### READING PASSAGE:
# Pueblo style ba-relief building



## chuck n (Jan 2, 2008)

Yesterday, Nancy and I were up in Wickenburg, Arizona for their Gold Rush Days celebration. In addition to gold panning, I didn't strike it rich, there was a craft fair.

One of the artists was selling cave dwelling/pueblo style buildings as wall hangings. They are 3 dimensional, but not very deep, about 1 1/2 to 2".

I thought that they would be nice against a wall or other flat background. They are not stand alone, as they need to be leaning up against something. Also they are not weather proof. Great for an indoor layout or one outside where it is protected from rain.

The one I got was $40. If anyone is interested, I'll post his website.

It is a little small for 1:24, so it needs to be in the background away from larger figures or vehicles. My guess it would be close to "correct" for 1:32. 

The artist is a nice guy and he was familiar with "G" gauge. He provided details, buildings and other items, for an indoor shelf RR in the Tucson area. He is trying to figure out how to make his creations for outside use.

Chuck

Here are some pictures of it along the "Patio and Southwestern Railroad" in Sun City.


----------



## Sjoc78 (Jan 25, 2014)

Based on your pics not sure if it really is a little small though. I remember hiking down to some and climbing inside when I visited Colorado, they were pretty cozy. Nice feature since a lot of us tend to lean towards Southwestern railroads.


----------



## chuck n (Jan 2, 2008)

For us it works.

Modern buildings have about 7' doors. I don't know the height of the openings at Mesa Verde, or other sites.

For us it works.

Chuck


----------



## fyrekop (Sep 20, 2011)

Chuck,
I met that artist several years ago at a Crafts Fair near Dirk's place. Looked into buying a piece that had 3 or 4 dwellings. Didn't do it but now that I have website that may change
Alan


----------



## chuck n (Jan 2, 2008)

Alan

If you need his contact info., let me know and I'll send it.

Chuck

Note added. I don't think that the structures are meant for outdoors. I made a suggestion about using foam blocks and exterior grade stucco. They would be great for open houses, but not to be left out for extended periods of time. Ours is kept in shade and is moved when rain is forecast.


----------

### SUPPLIED DATA:
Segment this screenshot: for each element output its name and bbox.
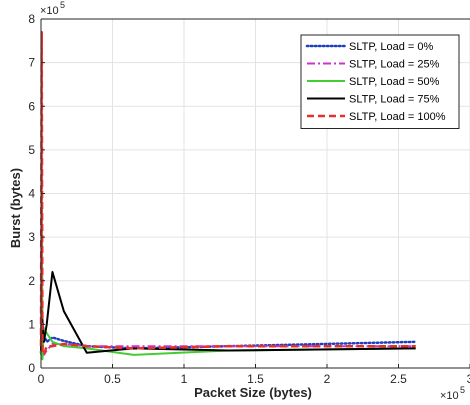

### TASK DETAILS:
Update the Pueblo-style building thread: write out the part that begins at the words "If you need" and stops after "rain is forecast.", changing "exterior grade stucco" to "outdoor-rated stucco".

### WORKED SOLUTION:
If you need his contact info., let me know and I'll send it.

Chuck

Note added. I don't think that the structures are meant for outdoors. I made a suggestion about using foam blocks and outdoor-rated stucco. They would be great for open houses, but not to be left out for extended periods of time. Ours is kept in shade and is moved when rain is forecast.